[start Entries provided]

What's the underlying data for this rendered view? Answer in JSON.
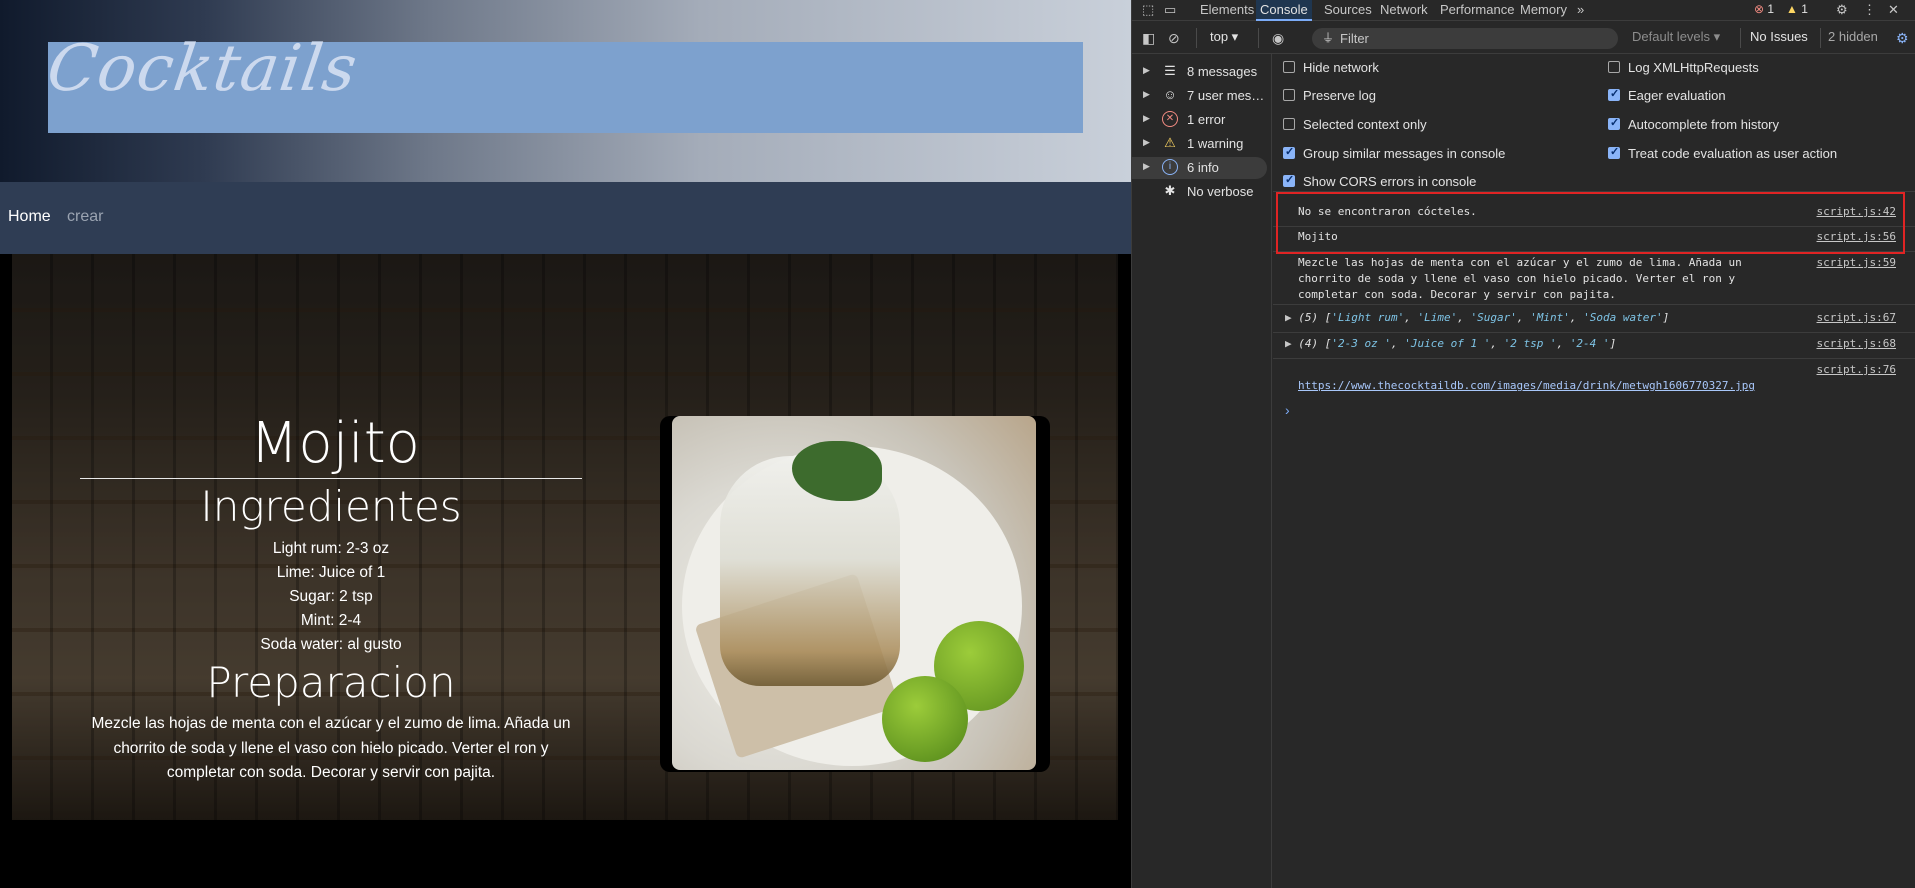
{
  "page": {
    "logo_text": "Cocktails",
    "nav": {
      "home": "Home",
      "crear": "crear"
    },
    "drink": {
      "name": "Mojito",
      "ingredients_heading": "Ingredientes",
      "ingredients": [
        "Light rum: 2-3 oz",
        "Lime: Juice of 1",
        "Sugar: 2 tsp",
        "Mint: 2-4",
        "Soda water: al gusto"
      ],
      "preparation_heading": "Preparacion",
      "preparation": "Mezcle las hojas de menta con el azúcar y el zumo de lima. Añada un chorrito de soda y llene el vaso con hielo picado. Verter el ron y completar con soda. Decorar y servir con pajita."
    }
  },
  "devtools": {
    "tabs": [
      "Elements",
      "Console",
      "Sources",
      "Network",
      "Performance",
      "Memory"
    ],
    "active_tab": "Console",
    "more_tabs": "»",
    "error_count": "1",
    "warning_count": "1",
    "toolbar": {
      "context": "top ▾",
      "filter_placeholder": "Filter",
      "levels": "Default levels ▾",
      "issues": "No Issues",
      "hidden": "2 hidden"
    },
    "sidebar": [
      {
        "label": "8 messages",
        "icon": "list-icon"
      },
      {
        "label": "7 user mes…",
        "icon": "user-icon"
      },
      {
        "label": "1 error",
        "icon": "error-icon"
      },
      {
        "label": "1 warning",
        "icon": "warning-icon"
      },
      {
        "label": "6 info",
        "icon": "info-icon"
      },
      {
        "label": "No verbose",
        "icon": "bug-icon"
      }
    ],
    "settings_left": [
      {
        "label": "Hide network",
        "checked": false
      },
      {
        "label": "Preserve log",
        "checked": false
      },
      {
        "label": "Selected context only",
        "checked": false
      },
      {
        "label": "Group similar messages in console",
        "checked": true
      },
      {
        "label": "Show CORS errors in console",
        "checked": true
      }
    ],
    "settings_right": [
      {
        "label": "Log XMLHttpRequests",
        "checked": false
      },
      {
        "label": "Eager evaluation",
        "checked": true
      },
      {
        "label": "Autocomplete from history",
        "checked": true
      },
      {
        "label": "Treat code evaluation as user action",
        "checked": true
      }
    ],
    "messages": [
      {
        "text": "No se encontraron cócteles.",
        "source": "script.js:42"
      },
      {
        "text": "Mojito",
        "source": "script.js:56"
      },
      {
        "text": "Mezcle las hojas de menta con el azúcar y el zumo de lima. Añada un chorrito de soda y llene el vaso con hielo picado. Verter el ron y completar con soda. Decorar y servir con pajita.",
        "source": "script.js:59"
      },
      {
        "count": "(5)",
        "items": [
          "'Light rum'",
          "'Lime'",
          "'Sugar'",
          "'Mint'",
          "'Soda water'"
        ],
        "source": "script.js:67"
      },
      {
        "count": "(4)",
        "items": [
          "'2-3 oz '",
          "'Juice of 1 '",
          "'2 tsp '",
          "'2-4 '"
        ],
        "source": "script.js:68"
      },
      {
        "link": "https://www.thecocktaildb.com/images/media/drink/metwgh1606770327.jpg",
        "source": "script.js:76"
      }
    ],
    "prompt": "›"
  }
}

[end Entries provided]

What you are asked to do:
From the material above, copy each line that includes the word "icon".

Expected answer:
        "icon": "list-icon"
        "icon": "user-icon"
        "icon": "error-icon"
        "icon": "warning-icon"
        "icon": "info-icon"
        "icon": "bug-icon"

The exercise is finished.